Stored dataset items
* START *

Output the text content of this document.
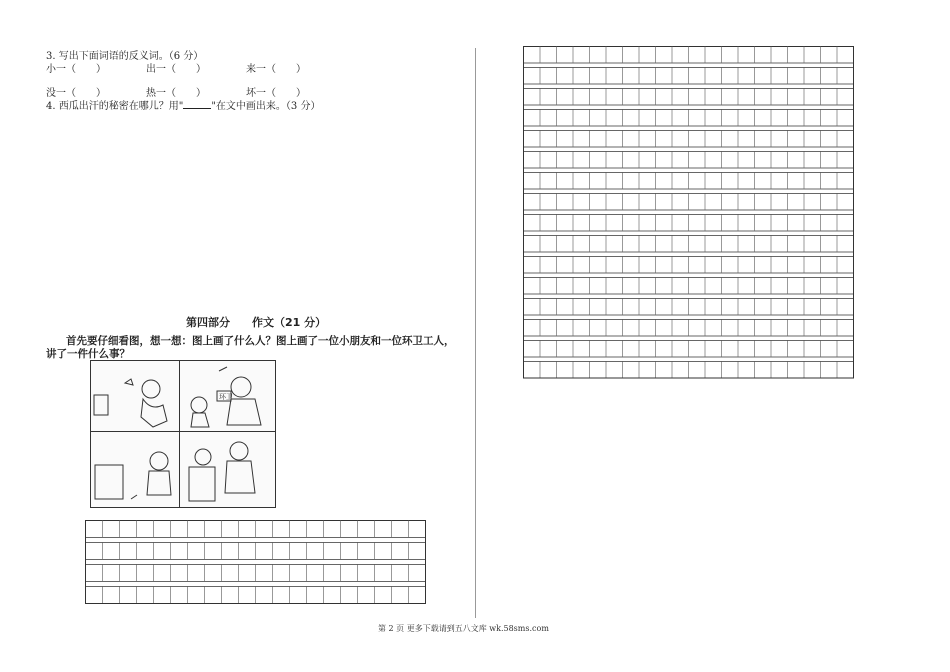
3. 写出下面词语的反义词。（6 分）
小一（　　）	出一（　　）	来一（　　）
没一（　　）	热一（　　）	坏一（　　）
4. 西瓜出汗的秘密在哪儿？用"	"在文中画出来。（3 分）
第四部分　　作文（21 分）
首先要仔细看图，想一想：图上画了什么人？图上画了一位小朋友和一位环卫工人，
讲了一件什么事？
环卫
第 2 页 更多下载请到五八文库 wk.58sms.com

* END *

— WRITTEN PROBLEM —
Leave out the pictures and output the rest of the material exactly as written.

— EXERCISE OUTPUT —
Output the text content of this document.
3. 写出下面词语的反义词。（6 分）
小一（　　）	出一（　　）	来一（　　）
没一（　　）	热一（　　）	坏一（　　）
4. 西瓜出汗的秘密在哪儿？用"	"在文中画出来。（3 分）
第四部分　　作文（21 分）
首先要仔细看图，想一想：图上画了什么人？图上画了一位小朋友和一位环卫工人，
讲了一件什么事？
环卫
第 2 页 更多下载请到五八文库 wk.58sms.com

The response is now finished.